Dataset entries
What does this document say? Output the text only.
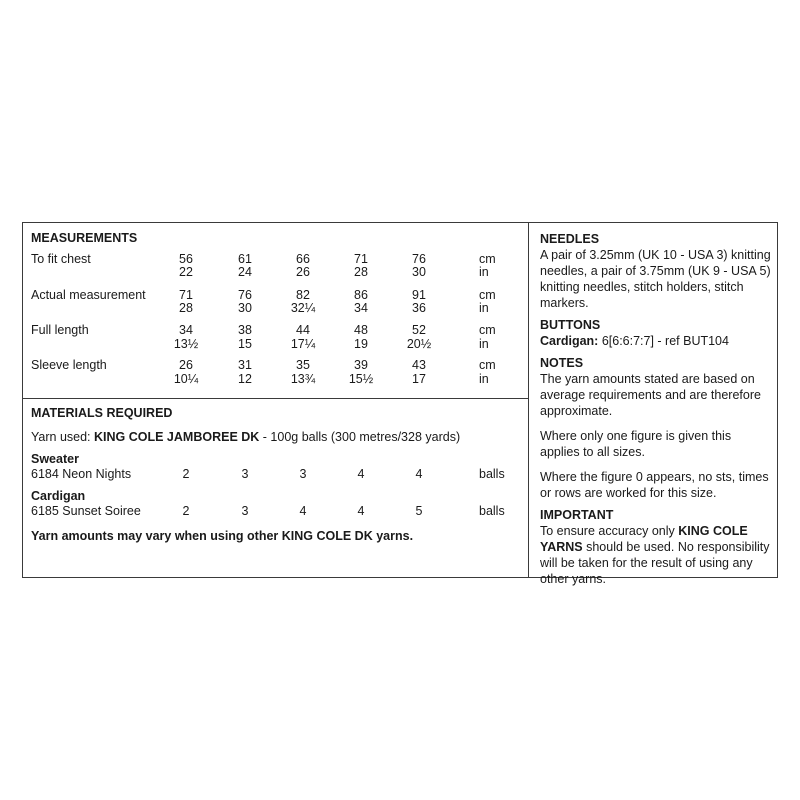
MEASUREMENTS
To fit chest	56	61	66	71	76	cm
22	24	26	28	30	in
Actual measurement	71	76	82	86	91	cm
28	30	32¼	34	36	in
Full length	34	38	44	48	52	cm
13½	15	17¼	19	20½	in
Sleeve length	26	31	35	39	43	cm
10¼	12	13¾	15½	17	in
MATERIALS REQUIRED
Yarn used: KING COLE JAMBOREE DK - 100g balls (300 metres/328 yards)
Sweater
6184 Neon Nights	2	3	3	4	4	balls
Cardigan
6185 Sunset Soiree	2	3	4	4	5	balls
Yarn amounts may vary when using other KING COLE DK yarns.

NEEDLES

A pair of 3.25mm (UK 10 - USA 3) knitting needles, a pair of 3.75mm (UK 9 - USA 5) knitting needles, stitch holders, stitch markers.

BUTTONS

Cardigan: 6[6:6:7:7] - ref BUT104

NOTES

The yarn amounts stated are based on average requirements and are therefore approximate.

Where only one figure is given this applies to all sizes.

Where the figure 0 appears, no sts, times or rows are worked for this size.

IMPORTANT

To ensure accuracy only KING COLE YARNS should be used. No responsibility will be taken for the result of using any other yarns.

Set exercise → Nothing in the entries should change as you copy them, except that the pictures are left out.

Solution for this exercise →
What does this document say? Output the text only.
MEASUREMENTS
To fit chest	56	61	66	71	76	cm
22	24	26	28	30	in
Actual measurement	71	76	82	86	91	cm
28	30	32¼	34	36	in
Full length	34	38	44	48	52	cm
13½	15	17¼	19	20½	in
Sleeve length	26	31	35	39	43	cm
10¼	12	13¾	15½	17	in
MATERIALS REQUIRED
Yarn used: KING COLE JAMBOREE DK - 100g balls (300 metres/328 yards)
Sweater
6184 Neon Nights	2	3	3	4	4	balls
Cardigan
6185 Sunset Soiree	2	3	4	4	5	balls
Yarn amounts may vary when using other KING COLE DK yarns.

NEEDLES

A pair of 3.25mm (UK 10 - USA 3) knitting needles, a pair of 3.75mm (UK 9 - USA 5) knitting needles, stitch holders, stitch markers.

BUTTONS

Cardigan: 6[6:6:7:7] - ref BUT104

NOTES

The yarn amounts stated are based on average requirements and are therefore approximate.

Where only one figure is given this applies to all sizes.

Where the figure 0 appears, no sts, times or rows are worked for this size.

IMPORTANT

To ensure accuracy only KING COLE YARNS should be used. No responsibility will be taken for the result of using any other yarns.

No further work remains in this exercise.